■ Given problem ■
Images are not part of the copy; write out the rest of the data exactly as given.

■ Records for the task ■
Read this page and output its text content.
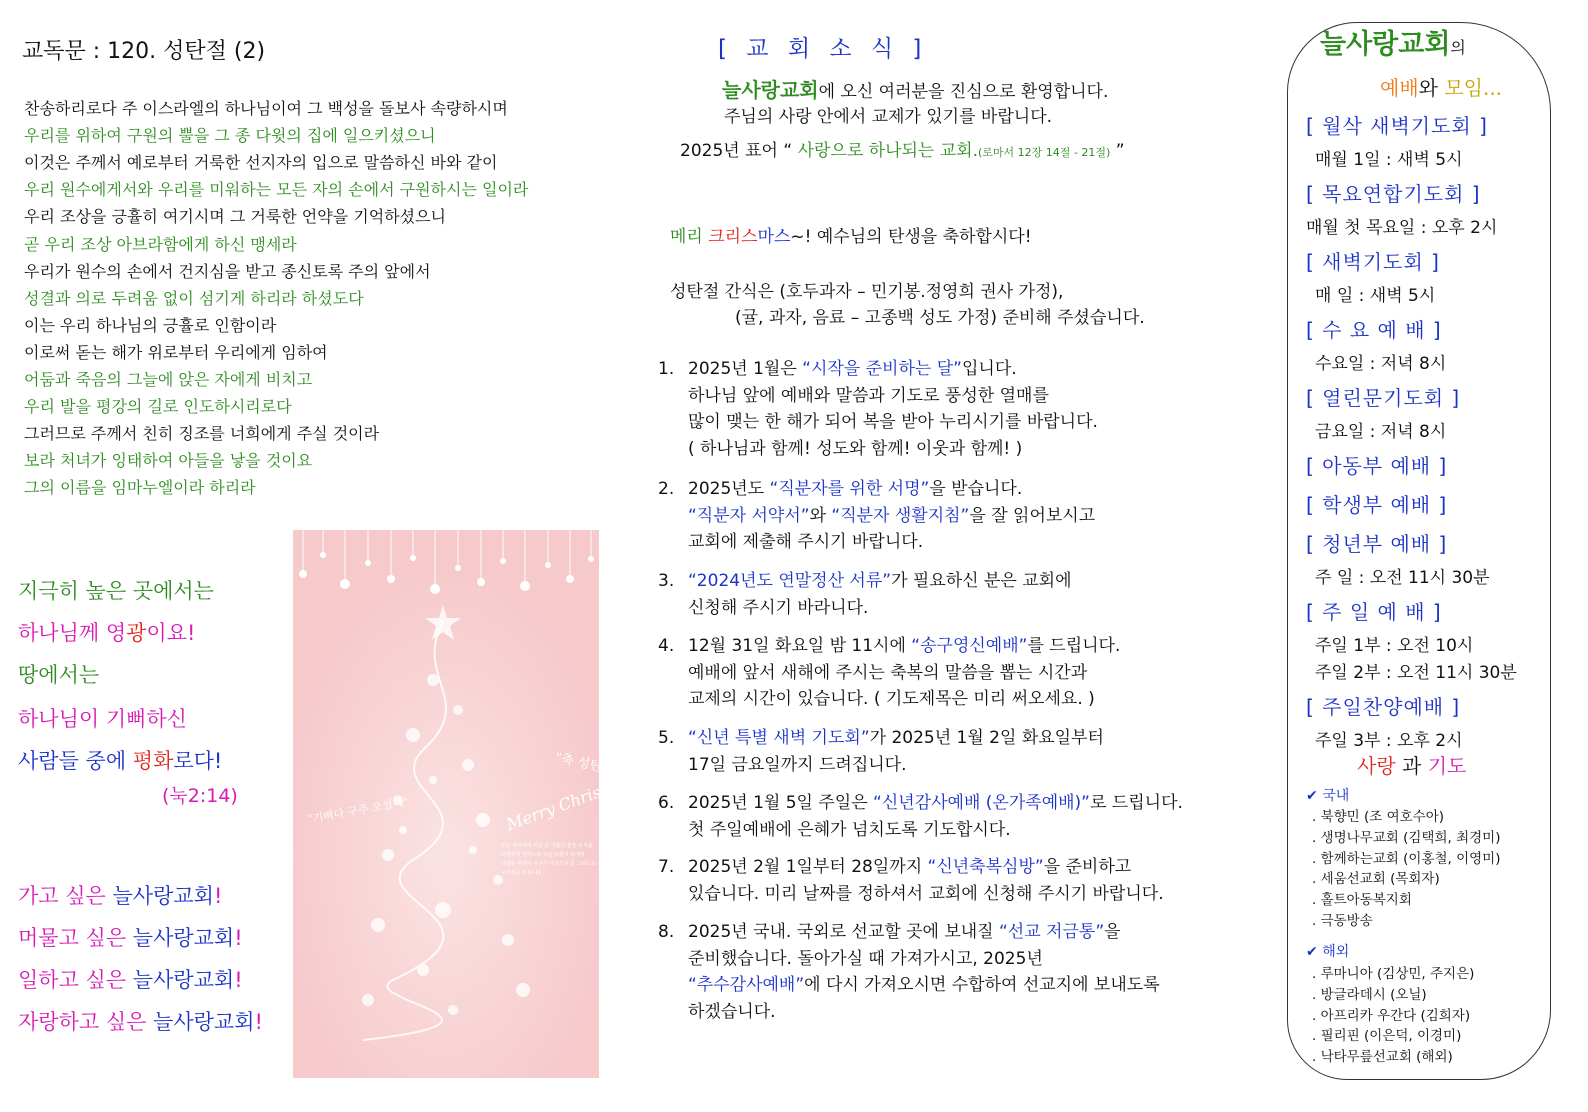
교독문 : 120. 성탄절 (2)
찬송하리로다 주 이스라엘의 하나님이여 그 백성을 돌보사 속량하시며
우리를 위하여 구원의 뿔을 그 종 다윗의 집에 일으키셨으니
이것은 주께서 예로부터 거룩한 선지자의 입으로 말씀하신 바와 같이
우리 원수에게서와 우리를 미워하는 모든 자의 손에서 구원하시는 일이라
우리 조상을 긍휼히 여기시며 그 거룩한 언약을 기억하셨으니
곧 우리 조상 아브라함에게 하신 맹세라
우리가 원수의 손에서 건지심을 받고 종신토록 주의 앞에서
성결과 의로 두려움 없이 섬기게 하리라 하셨도다
이는 우리 하나님의 긍휼로 인함이라
이로써 돋는 해가 위로부터 우리에게 임하여
어둠과 죽음의 그늘에 앉은 자에게 비치고
우리 발을 평강의 길로 인도하시리로다
그러므로 주께서 친히 징조를 너희에게 주실 것이라
보라 처녀가 잉태하여 아들을 낳을 것이요
그의 이름을 임마누엘이라 하리라
지극히 높은 곳에서는
하나님께 영광이요!
땅에서는
하나님이 기뻐하신
사람들 중에 평화로다!
(눅2:14)
가고 싶은 늘사랑교회!
머물고 싶은 늘사랑교회!
일하고 싶은 늘사랑교회!
자랑하고 싶은 늘사랑교회!
"축 성탄"
Merry Christmas
"기뻐다 구주 오셨네"
모든 백성에게 미칠 큰 기쁨의 좋은 소식을
너희에게 전하노라 오늘 다윗의 동네에
너희를 위하여 구주가 나셨으니 곧 그리스도 주시니라
누가복음 2:10-11
[ 교 회 소 식 ]
늘사랑교회에 오신 여러분을 진심으로 환영합니다.
주님의 사랑 안에서 교제가 있기를 바랍니다.
2025년 표어 “ 사랑으로 하나되는 교회.(로마서 12장 14절 - 21절) ”
메리 크리스마스~! 예수님의 탄생을 축하합시다!
성탄절 간식은 (호두과자 – 민기봉.정영희 권사 가정),
(귤, 과자, 음료 – 고종백 성도 가정) 준비해 주셨습니다.
1. 2025년 1월은 “시작을 준비하는 달”입니다.
하나님 앞에 예배와 말씀과 기도로 풍성한 열매를
많이 맺는 한 해가 되어 복을 받아 누리시기를 바랍니다.
( 하나님과 함께! 성도와 함께! 이웃과 함께! )
2. 2025년도 “직분자를 위한 서명”을 받습니다.
“직분자 서약서”와 “직분자 생활지침”을 잘 읽어보시고
교회에 제출해 주시기 바랍니다.
3. “2024년도 연말정산 서류”가 필요하신 분은 교회에
신청해 주시기 바라니다.
4. 12월 31일 화요일 밤 11시에 “송구영신예배”를 드립니다.
예배에 앞서 새해에 주시는 축복의 말씀을 뽑는 시간과
교제의 시간이 있습니다. ( 기도제목은 미리 써오세요. )
5. “신년 특별 새벽 기도회”가 2025년 1월 2일 화요일부터
17일 금요일까지 드려집니다.
6. 2025년 1월 5일 주일은 “신년감사예배 (온가족예배)”로 드립니다.
첫 주일예배에 은혜가 넘치도록 기도합시다.
7. 2025년 2월 1일부터 28일까지 “신년축복심방”을 준비하고
있습니다. 미리 날짜를 정하셔서 교회에 신청해 주시기 바랍니다.
8. 2025년 국내. 국외로 선교할 곳에 보내질 “선교 저금통”을
준비했습니다. 돌아가실 때 가져가시고, 2025년
“추수감사예배”에 다시 가져오시면 수합하여 선교지에 보내도록
하겠습니다.
늘사랑교회의
예배와 모임...
[ 월삭 새벽기도회 ]
매월 1일 : 새벽 5시
[ 목요연합기도회 ]
매월 첫 목요일 : 오후 2시
[ 새벽기도회 ]
매 일 : 새벽 5시
[ 수 요 예 배 ]
수요일 : 저녁 8시
[ 열린문기도회 ]
금요일 : 저녁 8시
[ 아동부 예배 ]
[ 학생부 예배 ]
[ 청년부 예배 ]
주 일 : 오전 11시 30분
[ 주 일 예 배 ]
주일 1부 : 오전 10시
주일 2부 : 오전 11시 30분
[ 주일찬양예배 ]
주일 3부 : 오후 2시
사랑 과 기도
✔ 국내
. 북향민 (조 여호수아)
. 생명나무교회 (김택희, 최경미)
. 함께하는교회 (이홍철, 이영미)
. 세움선교회 (목회자)
. 홀트아동복지회
. 극동방송
✔ 해외
. 루마니아 (김상민, 주지은)
. 방글라데시 (오닐)
. 아프리카 우간다 (김희자)
. 필리핀 (이은덕, 이경미)
. 낙타무릎선교회 (해외)
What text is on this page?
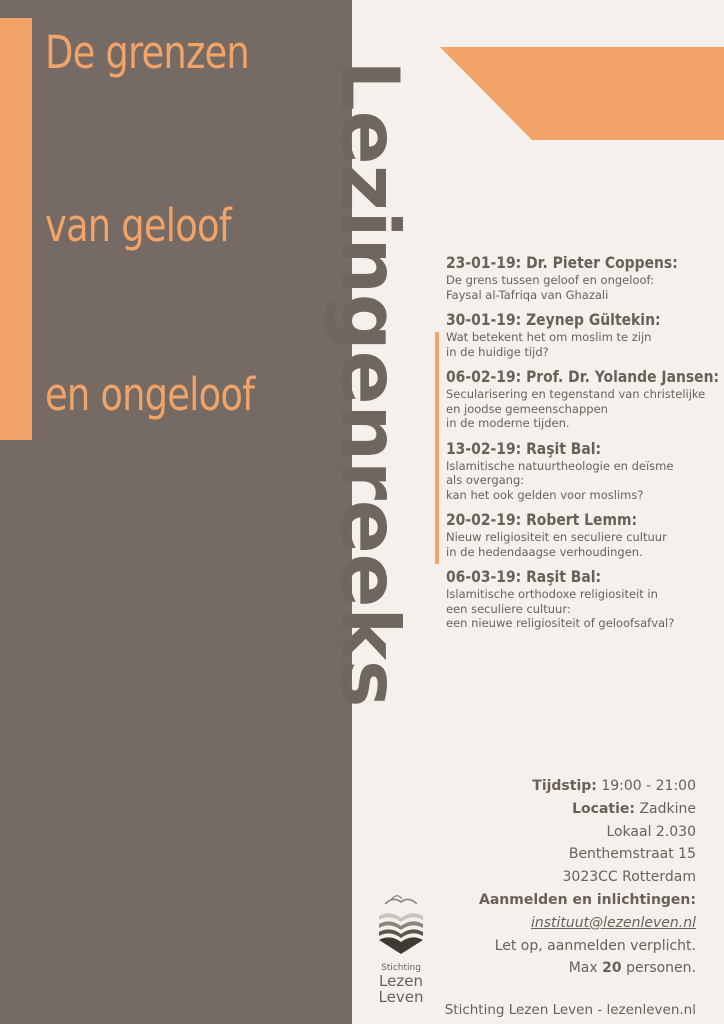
De grenzen
van geloof
en ongeloof Lezingenreeks 23-01-19: Dr. Pieter Coppens:
De grens tussen geloof en ongeloof:
Faysal al-Tafriqa van Ghazali
30-01-19: Zeynep Gültekin:
Wat betekent het om moslim te zijn
in de huidige tijd?
06-02-19: Prof. Dr. Yolande Jansen:
Secularisering en tegenstand van christelijke
en joodse gemeenschappen
in de moderne tijden.
13-02-19: Raşit Bal:
Islamitische natuurtheologie en deïsme
als overgang:
kan het ook gelden voor moslims?
20-02-19: Robert Lemm:
Nieuw religiositeit en seculiere cultuur
in de hedendaagse verhoudingen.
06-03-19: Raşit Bal:
Islamitische orthodoxe religiositeit in
een seculiere cultuur:
een nieuwe religiositeit of geloofsafval?
Tijdstip: 19:00 - 21:00
Locatie: Zadkine
Lokaal 2.030
Benthemstraat 15
3023CC Rotterdam
Aanmelden en inlichtingen:
instituut@lezenleven.nl
Let op, aanmelden verplicht.
Max 20 personen.
Stichting
Lezen
Leven
Stichting Lezen Leven - lezenleven.nl
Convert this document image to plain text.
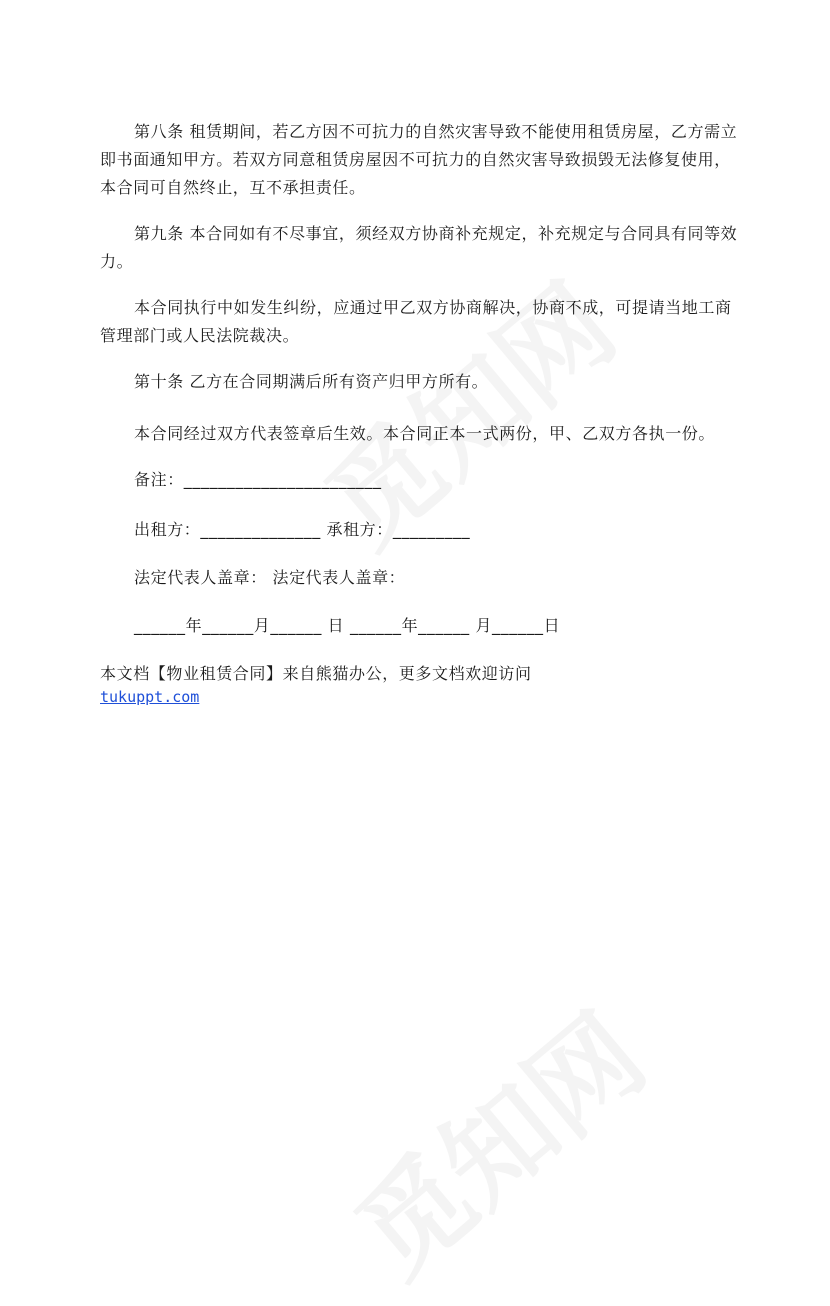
第八条 租赁期间，若乙方因不可抗力的自然灾害导致不能使用租赁房屋，乙方需立即书面通知甲方。若双方同意租赁房屋因不可抗力的自然灾害导致损毁无法修复使用，本合同可自然终止，互不承担责任。

第九条 本合同如有不尽事宜，须经双方协商补充规定，补充规定与合同具有同等效力。

本合同执行中如发生纠纷，应通过甲乙双方协商解决，协商不成，可提请当地工商管理部门或人民法院裁决。

第十条 乙方在合同期满后所有资产归甲方所有。

本合同经过双方代表签章后生效。本合同正本一式两份，甲、乙双方各执一份。

备注：_______________________

出租方：______________ 承租方：_________

法定代表人盖章： 法定代表人盖章：

______年______月______ 日 ______年______ 月______日

本文档【物业租赁合同】来自熊猫办公，更多文档欢迎访问

tukuppt.com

■ Right answer ■
Read this page and output its text content.
교독문 : 120. 성탄절 (2)
찬송하리로다 주 이스라엘의 하나님이여 그 백성을 돌보사 속량하시며
우리를 위하여 구원의 뿔을 그 종 다윗의 집에 일으키셨으니
이것은 주께서 예로부터 거룩한 선지자의 입으로 말씀하신 바와 같이
우리 원수에게서와 우리를 미워하는 모든 자의 손에서 구원하시는 일이라
우리 조상을 긍휼히 여기시며 그 거룩한 언약을 기억하셨으니
곧 우리 조상 아브라함에게 하신 맹세라
우리가 원수의 손에서 건지심을 받고 종신토록 주의 앞에서
성결과 의로 두려움 없이 섬기게 하리라 하셨도다
이는 우리 하나님의 긍휼로 인함이라
이로써 돋는 해가 위로부터 우리에게 임하여
어둠과 죽음의 그늘에 앉은 자에게 비치고
우리 발을 평강의 길로 인도하시리로다
그러므로 주께서 친히 징조를 너희에게 주실 것이라
보라 처녀가 잉태하여 아들을 낳을 것이요
그의 이름을 임마누엘이라 하리라
지극히 높은 곳에서는
하나님께 영광이요!
땅에서는
하나님이 기뻐하신
사람들 중에 평화로다!
(눅2:14)
가고 싶은 늘사랑교회!
머물고 싶은 늘사랑교회!
일하고 싶은 늘사랑교회!
자랑하고 싶은 늘사랑교회!
"축 성탄"
Merry Christmas
"기뻐다 구주 오셨네"
모든 백성에게 미칠 큰 기쁨의 좋은 소식을
너희에게 전하노라 오늘 다윗의 동네에
너희를 위하여 구주가 나셨으니 곧 그리스도 주시니라
누가복음 2:10-11
[ 교 회 소 식 ]
늘사랑교회에 오신 여러분을 진심으로 환영합니다.
주님의 사랑 안에서 교제가 있기를 바랍니다.
2025년 표어 “ 사랑으로 하나되는 교회.(로마서 12장 14절 - 21절) ”
메리 크리스마스~! 예수님의 탄생을 축하합시다!
성탄절 간식은 (호두과자 – 민기봉.정영희 권사 가정),
(귤, 과자, 음료 – 고종백 성도 가정) 준비해 주셨습니다.
1. 2025년 1월은 “시작을 준비하는 달”입니다.
하나님 앞에 예배와 말씀과 기도로 풍성한 열매를
많이 맺는 한 해가 되어 복을 받아 누리시기를 바랍니다.
( 하나님과 함께! 성도와 함께! 이웃과 함께! )
2. 2025년도 “직분자를 위한 서명”을 받습니다.
“직분자 서약서”와 “직분자 생활지침”을 잘 읽어보시고
교회에 제출해 주시기 바랍니다.
3. “2024년도 연말정산 서류”가 필요하신 분은 교회에
신청해 주시기 바라니다.
4. 12월 31일 화요일 밤 11시에 “송구영신예배”를 드립니다.
예배에 앞서 새해에 주시는 축복의 말씀을 뽑는 시간과
교제의 시간이 있습니다. ( 기도제목은 미리 써오세요. )
5. “신년 특별 새벽 기도회”가 2025년 1월 2일 화요일부터
17일 금요일까지 드려집니다.
6. 2025년 1월 5일 주일은 “신년감사예배 (온가족예배)”로 드립니다.
첫 주일예배에 은혜가 넘치도록 기도합시다.
7. 2025년 2월 1일부터 28일까지 “신년축복심방”을 준비하고
있습니다. 미리 날짜를 정하셔서 교회에 신청해 주시기 바랍니다.
8. 2025년 국내. 국외로 선교할 곳에 보내질 “선교 저금통”을
준비했습니다. 돌아가실 때 가져가시고, 2025년
“추수감사예배”에 다시 가져오시면 수합하여 선교지에 보내도록
하겠습니다.
늘사랑교회의
예배와 모임...
[ 월삭 새벽기도회 ]
매월 1일 : 새벽 5시
[ 목요연합기도회 ]
매월 첫 목요일 : 오후 2시
[ 새벽기도회 ]
매 일 : 새벽 5시
[ 수 요 예 배 ]
수요일 : 저녁 8시
[ 열린문기도회 ]
금요일 : 저녁 8시
[ 아동부 예배 ]
[ 학생부 예배 ]
[ 청년부 예배 ]
주 일 : 오전 11시 30분
[ 주 일 예 배 ]
주일 1부 : 오전 10시
주일 2부 : 오전 11시 30분
[ 주일찬양예배 ]
주일 3부 : 오후 2시
사랑 과 기도
✔ 국내
. 북향민 (조 여호수아)
. 생명나무교회 (김택희, 최경미)
. 함께하는교회 (이홍철, 이영미)
. 세움선교회 (목회자)
. 홀트아동복지회
. 극동방송
✔ 해외
. 루마니아 (김상민, 주지은)
. 방글라데시 (오닐)
. 아프리카 우간다 (김희자)
. 필리핀 (이은덕, 이경미)
. 낙타무릎선교회 (해외)
What text is on this page?
De grenzen
van geloof
en ongeloof Lezingenreeks 23-01-19: Dr. Pieter Coppens:
De grens tussen geloof en ongeloof:
Faysal al-Tafriqa van Ghazali
30-01-19: Zeynep Gültekin:
Wat betekent het om moslim te zijn
in de huidige tijd?
06-02-19: Prof. Dr. Yolande Jansen:
Secularisering en tegenstand van christelijke
en joodse gemeenschappen
in de moderne tijden.
13-02-19: Raşit Bal:
Islamitische natuurtheologie en deïsme
als overgang:
kan het ook gelden voor moslims?
20-02-19: Robert Lemm:
Nieuw religiositeit en seculiere cultuur
in de hedendaagse verhoudingen.
06-03-19: Raşit Bal:
Islamitische orthodoxe religiositeit in
een seculiere cultuur:
een nieuwe religiositeit of geloofsafval?
Tijdstip: 19:00 - 21:00
Locatie: Zadkine
Lokaal 2.030
Benthemstraat 15
3023CC Rotterdam
Aanmelden en inlichtingen:
instituut@lezenleven.nl
Let op, aanmelden verplicht.
Max 20 personen.
Stichting
Lezen
Leven
Stichting Lezen Leven - lezenleven.nl
Convert this document image to plain text.
第八条 租赁期间，若乙方因不可抗力的自然灾害导致不能使用租赁房屋，乙方需立即书面通知甲方。若双方同意租赁房屋因不可抗力的自然灾害导致损毁无法修复使用，本合同可自然终止，互不承担责任。

第九条 本合同如有不尽事宜，须经双方协商补充规定，补充规定与合同具有同等效力。

本合同执行中如发生纠纷，应通过甲乙双方协商解决，协商不成，可提请当地工商管理部门或人民法院裁决。

第十条 乙方在合同期满后所有资产归甲方所有。

本合同经过双方代表签章后生效。本合同正本一式两份，甲、乙双方各执一份。

备注：_______________________

出租方：______________ 承租方：_________

法定代表人盖章： 法定代表人盖章：

______年______月______ 日 ______年______ 月______日

本文档【物业租赁合同】来自熊猫办公，更多文档欢迎访问

tukuppt.com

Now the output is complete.